### Data provided

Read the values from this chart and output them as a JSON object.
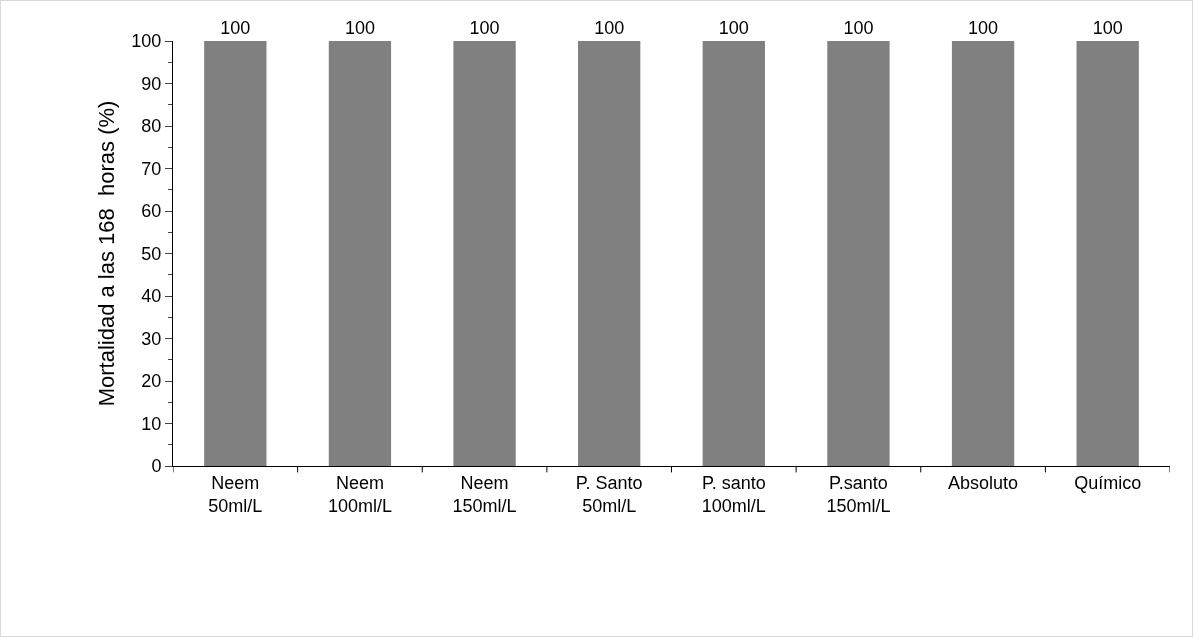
{
  "chart_data": {
    "type": "bar",
    "ylabel": "Mortalidad a las 168  horas (%)",
    "categories": [
      "Neem 50ml/L",
      "Neem 100ml/L",
      "Neem 150ml/L",
      "P. Santo 50ml/L",
      "P. santo 100ml/L",
      "P.santo 150ml/L",
      "Absoluto",
      "Químico"
    ],
    "values": [
      100,
      100,
      100,
      100,
      100,
      100,
      100,
      100
    ],
    "color": "#808080",
    "ylim": [
      0,
      100
    ],
    "yticks": [
      0,
      10,
      20,
      30,
      40,
      50,
      60,
      70,
      80,
      90,
      100
    ],
    "data_labels": true,
    "grid": false
  }
}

######

● Work required:
Give every record again exactly, apart from the pictures, which stay out.

● Full answer:
Read the values from this chart and output them as a JSON object.
{
  "chart_data": {
    "type": "bar",
    "ylabel": "Mortalidad a las 168  horas (%)",
    "categories": [
      "Neem 50ml/L",
      "Neem 100ml/L",
      "Neem 150ml/L",
      "P. Santo 50ml/L",
      "P. santo 100ml/L",
      "P.santo 150ml/L",
      "Absoluto",
      "Químico"
    ],
    "values": [
      100,
      100,
      100,
      100,
      100,
      100,
      100,
      100
    ],
    "color": "#808080",
    "ylim": [
      0,
      100
    ],
    "yticks": [
      0,
      10,
      20,
      30,
      40,
      50,
      60,
      70,
      80,
      90,
      100
    ],
    "data_labels": true,
    "grid": false
  }
}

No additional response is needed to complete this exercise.